# Exercise goal:
All entries must be repeated exactly; do not include the pictures.

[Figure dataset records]
BEGIN

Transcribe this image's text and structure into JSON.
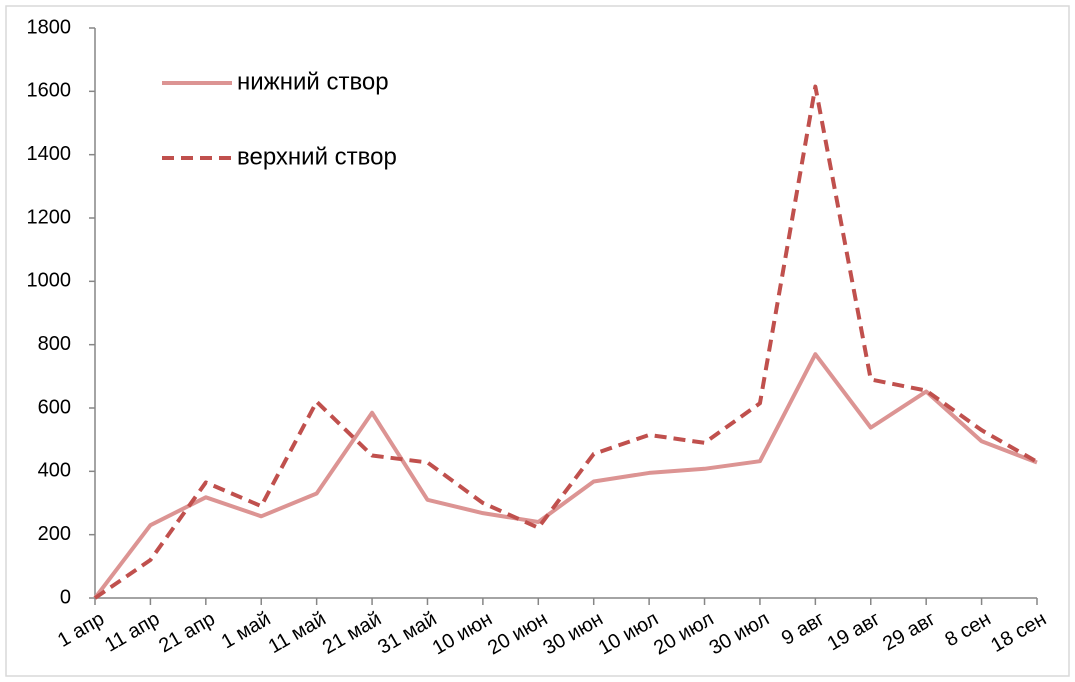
{
  "chart_data": {
    "type": "line",
    "categories": [
      "1 апр",
      "11 апр",
      "21 апр",
      "1 май",
      "11 май",
      "21 май",
      "31 май",
      "10 июн",
      "20 июн",
      "30 июн",
      "10 июл",
      "20 июл",
      "30 июл",
      "9 авг",
      "19 авг",
      "29 авг",
      "8 сен",
      "18 сен"
    ],
    "series": [
      {
        "name": "нижний створ",
        "color": "#dc9493",
        "dash": "solid",
        "values": [
          0,
          230,
          318,
          258,
          330,
          585,
          310,
          268,
          240,
          368,
          395,
          408,
          432,
          770,
          538,
          652,
          495,
          428
        ]
      },
      {
        "name": "верхний створ",
        "color": "#c0504d",
        "dash": "dashed",
        "values": [
          0,
          120,
          365,
          290,
          620,
          450,
          428,
          300,
          222,
          455,
          515,
          490,
          615,
          1615,
          690,
          655,
          530,
          430
        ]
      }
    ],
    "ylim": [
      0,
      1800
    ],
    "yticks": [
      0,
      200,
      400,
      600,
      800,
      1000,
      1200,
      1400,
      1600,
      1800
    ],
    "grid": false,
    "legend": "top-left"
  }
}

END

# Exercise answer:
Transcribe this image's text and structure into JSON.
{
  "chart_data": {
    "type": "line",
    "categories": [
      "1 апр",
      "11 апр",
      "21 апр",
      "1 май",
      "11 май",
      "21 май",
      "31 май",
      "10 июн",
      "20 июн",
      "30 июн",
      "10 июл",
      "20 июл",
      "30 июл",
      "9 авг",
      "19 авг",
      "29 авг",
      "8 сен",
      "18 сен"
    ],
    "series": [
      {
        "name": "нижний створ",
        "color": "#dc9493",
        "dash": "solid",
        "values": [
          0,
          230,
          318,
          258,
          330,
          585,
          310,
          268,
          240,
          368,
          395,
          408,
          432,
          770,
          538,
          652,
          495,
          428
        ]
      },
      {
        "name": "верхний створ",
        "color": "#c0504d",
        "dash": "dashed",
        "values": [
          0,
          120,
          365,
          290,
          620,
          450,
          428,
          300,
          222,
          455,
          515,
          490,
          615,
          1615,
          690,
          655,
          530,
          430
        ]
      }
    ],
    "ylim": [
      0,
      1800
    ],
    "yticks": [
      0,
      200,
      400,
      600,
      800,
      1000,
      1200,
      1400,
      1600,
      1800
    ],
    "grid": false,
    "legend": "top-left"
  }
}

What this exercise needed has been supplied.